Extract all lines that hold "以家人之名" from the records below.

-*-*-

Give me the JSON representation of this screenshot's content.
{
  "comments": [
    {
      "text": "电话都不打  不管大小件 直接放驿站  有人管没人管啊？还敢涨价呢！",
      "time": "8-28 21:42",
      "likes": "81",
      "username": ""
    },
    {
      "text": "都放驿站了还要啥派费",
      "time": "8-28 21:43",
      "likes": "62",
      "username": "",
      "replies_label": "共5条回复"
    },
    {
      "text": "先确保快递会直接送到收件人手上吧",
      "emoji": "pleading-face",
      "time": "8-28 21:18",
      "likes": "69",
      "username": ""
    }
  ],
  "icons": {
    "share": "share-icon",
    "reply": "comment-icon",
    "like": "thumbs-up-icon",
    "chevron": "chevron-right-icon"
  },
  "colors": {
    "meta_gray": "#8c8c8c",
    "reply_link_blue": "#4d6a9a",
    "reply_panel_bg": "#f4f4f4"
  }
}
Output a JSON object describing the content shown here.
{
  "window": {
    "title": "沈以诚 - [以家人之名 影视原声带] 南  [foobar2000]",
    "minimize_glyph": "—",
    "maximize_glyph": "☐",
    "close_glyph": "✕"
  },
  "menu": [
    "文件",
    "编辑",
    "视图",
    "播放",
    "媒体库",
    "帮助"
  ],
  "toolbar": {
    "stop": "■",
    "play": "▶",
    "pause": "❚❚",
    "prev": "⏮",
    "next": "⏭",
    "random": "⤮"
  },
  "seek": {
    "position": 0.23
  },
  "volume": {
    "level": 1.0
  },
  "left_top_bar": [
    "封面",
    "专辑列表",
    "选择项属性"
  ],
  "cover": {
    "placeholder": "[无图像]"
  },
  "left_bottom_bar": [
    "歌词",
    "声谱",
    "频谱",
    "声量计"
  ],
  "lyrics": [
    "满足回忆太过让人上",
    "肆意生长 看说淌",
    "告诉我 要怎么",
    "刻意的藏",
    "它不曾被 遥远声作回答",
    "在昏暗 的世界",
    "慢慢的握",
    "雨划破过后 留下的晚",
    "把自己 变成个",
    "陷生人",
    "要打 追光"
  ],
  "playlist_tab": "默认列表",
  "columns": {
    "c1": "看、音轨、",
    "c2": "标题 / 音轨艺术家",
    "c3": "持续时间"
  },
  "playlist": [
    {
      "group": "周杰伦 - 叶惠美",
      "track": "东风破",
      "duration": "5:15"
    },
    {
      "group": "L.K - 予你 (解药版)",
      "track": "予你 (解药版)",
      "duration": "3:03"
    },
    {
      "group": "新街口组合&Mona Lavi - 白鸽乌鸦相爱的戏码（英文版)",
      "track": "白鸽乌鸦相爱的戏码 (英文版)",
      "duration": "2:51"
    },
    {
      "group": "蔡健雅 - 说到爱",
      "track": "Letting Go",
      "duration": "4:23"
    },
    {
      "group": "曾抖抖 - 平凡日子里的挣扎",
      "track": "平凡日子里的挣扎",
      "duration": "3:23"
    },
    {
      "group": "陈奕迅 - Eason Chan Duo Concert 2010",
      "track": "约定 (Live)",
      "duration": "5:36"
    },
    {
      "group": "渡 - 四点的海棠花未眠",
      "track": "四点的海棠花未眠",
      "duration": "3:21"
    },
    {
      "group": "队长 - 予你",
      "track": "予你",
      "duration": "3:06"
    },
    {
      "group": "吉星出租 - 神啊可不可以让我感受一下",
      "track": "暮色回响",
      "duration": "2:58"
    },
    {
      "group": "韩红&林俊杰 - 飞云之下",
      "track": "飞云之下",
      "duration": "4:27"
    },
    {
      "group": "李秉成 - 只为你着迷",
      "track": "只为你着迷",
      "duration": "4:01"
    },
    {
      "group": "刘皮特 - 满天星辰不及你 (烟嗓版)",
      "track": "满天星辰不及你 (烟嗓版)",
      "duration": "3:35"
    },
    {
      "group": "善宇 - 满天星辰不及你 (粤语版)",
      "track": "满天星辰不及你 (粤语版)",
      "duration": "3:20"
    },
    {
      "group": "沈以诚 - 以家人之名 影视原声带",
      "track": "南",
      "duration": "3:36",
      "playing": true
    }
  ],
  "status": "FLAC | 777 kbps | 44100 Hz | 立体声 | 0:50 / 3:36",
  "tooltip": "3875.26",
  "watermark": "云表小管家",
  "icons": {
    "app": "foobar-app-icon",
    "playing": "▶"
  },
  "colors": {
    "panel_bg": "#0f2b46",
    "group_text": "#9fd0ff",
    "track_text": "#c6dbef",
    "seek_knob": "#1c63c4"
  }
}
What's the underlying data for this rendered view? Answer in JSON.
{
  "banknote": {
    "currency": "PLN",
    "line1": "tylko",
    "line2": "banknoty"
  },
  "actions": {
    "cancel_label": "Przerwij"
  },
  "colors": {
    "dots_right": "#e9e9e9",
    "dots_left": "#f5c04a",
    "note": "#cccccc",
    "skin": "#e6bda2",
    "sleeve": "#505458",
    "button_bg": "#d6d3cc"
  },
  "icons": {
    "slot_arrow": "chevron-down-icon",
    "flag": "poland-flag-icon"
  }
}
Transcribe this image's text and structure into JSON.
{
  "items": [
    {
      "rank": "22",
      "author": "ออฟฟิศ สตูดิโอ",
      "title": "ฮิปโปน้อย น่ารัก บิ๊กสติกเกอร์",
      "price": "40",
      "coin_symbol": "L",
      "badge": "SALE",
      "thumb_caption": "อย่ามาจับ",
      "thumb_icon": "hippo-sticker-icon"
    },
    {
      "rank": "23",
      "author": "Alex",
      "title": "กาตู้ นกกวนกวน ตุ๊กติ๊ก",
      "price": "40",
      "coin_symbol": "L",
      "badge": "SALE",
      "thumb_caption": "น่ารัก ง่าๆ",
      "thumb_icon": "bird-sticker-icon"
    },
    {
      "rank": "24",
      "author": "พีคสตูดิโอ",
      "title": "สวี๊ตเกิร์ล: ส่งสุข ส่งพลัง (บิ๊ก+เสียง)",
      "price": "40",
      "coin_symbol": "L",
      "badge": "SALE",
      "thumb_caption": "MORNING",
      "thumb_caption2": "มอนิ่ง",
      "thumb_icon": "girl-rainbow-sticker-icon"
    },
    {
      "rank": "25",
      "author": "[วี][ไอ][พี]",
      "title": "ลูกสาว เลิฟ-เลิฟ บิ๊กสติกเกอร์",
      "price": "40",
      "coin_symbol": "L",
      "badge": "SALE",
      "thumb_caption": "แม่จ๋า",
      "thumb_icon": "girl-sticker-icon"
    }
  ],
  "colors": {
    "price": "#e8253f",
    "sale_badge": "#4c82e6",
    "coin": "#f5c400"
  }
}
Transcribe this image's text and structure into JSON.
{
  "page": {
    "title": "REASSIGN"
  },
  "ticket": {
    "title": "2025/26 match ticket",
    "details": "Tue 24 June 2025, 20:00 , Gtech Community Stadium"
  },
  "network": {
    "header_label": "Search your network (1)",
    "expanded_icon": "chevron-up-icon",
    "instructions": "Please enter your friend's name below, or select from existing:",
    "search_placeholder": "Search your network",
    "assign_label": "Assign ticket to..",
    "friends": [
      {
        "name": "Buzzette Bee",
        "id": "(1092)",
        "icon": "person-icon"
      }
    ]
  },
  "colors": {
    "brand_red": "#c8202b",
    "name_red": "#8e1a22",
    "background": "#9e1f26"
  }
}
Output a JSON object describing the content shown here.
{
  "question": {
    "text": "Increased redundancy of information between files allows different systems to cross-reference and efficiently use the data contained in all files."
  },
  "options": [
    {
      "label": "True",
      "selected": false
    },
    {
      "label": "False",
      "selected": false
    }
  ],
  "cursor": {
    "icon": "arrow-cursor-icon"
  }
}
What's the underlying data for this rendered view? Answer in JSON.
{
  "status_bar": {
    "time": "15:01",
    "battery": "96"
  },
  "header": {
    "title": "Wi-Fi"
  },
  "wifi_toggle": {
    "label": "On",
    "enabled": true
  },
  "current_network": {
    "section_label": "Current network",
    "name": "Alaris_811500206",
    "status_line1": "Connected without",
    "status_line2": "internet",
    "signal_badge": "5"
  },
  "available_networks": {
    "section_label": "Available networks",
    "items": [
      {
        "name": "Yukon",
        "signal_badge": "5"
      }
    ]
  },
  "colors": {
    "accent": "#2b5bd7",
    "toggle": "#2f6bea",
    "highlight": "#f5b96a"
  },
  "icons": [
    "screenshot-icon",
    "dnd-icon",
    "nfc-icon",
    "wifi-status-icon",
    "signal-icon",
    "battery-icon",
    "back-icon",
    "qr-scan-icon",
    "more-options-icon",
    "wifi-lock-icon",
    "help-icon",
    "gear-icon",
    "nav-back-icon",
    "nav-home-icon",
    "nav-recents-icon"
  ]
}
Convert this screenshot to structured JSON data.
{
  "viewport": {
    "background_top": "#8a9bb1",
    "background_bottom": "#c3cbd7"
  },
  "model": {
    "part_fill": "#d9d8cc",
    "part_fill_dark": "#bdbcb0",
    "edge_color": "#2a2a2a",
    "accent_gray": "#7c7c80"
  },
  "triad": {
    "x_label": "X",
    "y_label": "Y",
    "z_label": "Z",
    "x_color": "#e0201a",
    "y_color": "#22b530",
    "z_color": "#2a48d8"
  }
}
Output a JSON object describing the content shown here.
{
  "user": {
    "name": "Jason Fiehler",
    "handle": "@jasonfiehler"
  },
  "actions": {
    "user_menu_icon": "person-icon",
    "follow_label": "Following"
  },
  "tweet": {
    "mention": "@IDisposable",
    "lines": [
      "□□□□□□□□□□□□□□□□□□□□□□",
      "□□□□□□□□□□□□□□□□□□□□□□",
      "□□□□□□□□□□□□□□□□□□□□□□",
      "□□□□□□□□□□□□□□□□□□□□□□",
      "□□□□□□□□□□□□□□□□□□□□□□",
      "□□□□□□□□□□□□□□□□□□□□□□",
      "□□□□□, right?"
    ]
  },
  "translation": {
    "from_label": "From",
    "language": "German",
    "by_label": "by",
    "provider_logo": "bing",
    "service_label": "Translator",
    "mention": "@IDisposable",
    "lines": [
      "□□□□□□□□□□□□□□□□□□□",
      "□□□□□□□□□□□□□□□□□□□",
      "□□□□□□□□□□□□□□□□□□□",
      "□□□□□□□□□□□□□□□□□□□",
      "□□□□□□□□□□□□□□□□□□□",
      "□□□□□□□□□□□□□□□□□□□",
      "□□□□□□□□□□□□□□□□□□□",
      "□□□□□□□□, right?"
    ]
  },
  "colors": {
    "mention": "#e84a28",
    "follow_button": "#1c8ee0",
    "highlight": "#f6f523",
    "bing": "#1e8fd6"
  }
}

-*-*-

→ SOLUTION FOR THIS TASK
    "title": "沈以诚 - [以家人之名 影视原声带] 南  [foobar2000]",
      "group": "沈以诚 - 以家人之名 影视原声带",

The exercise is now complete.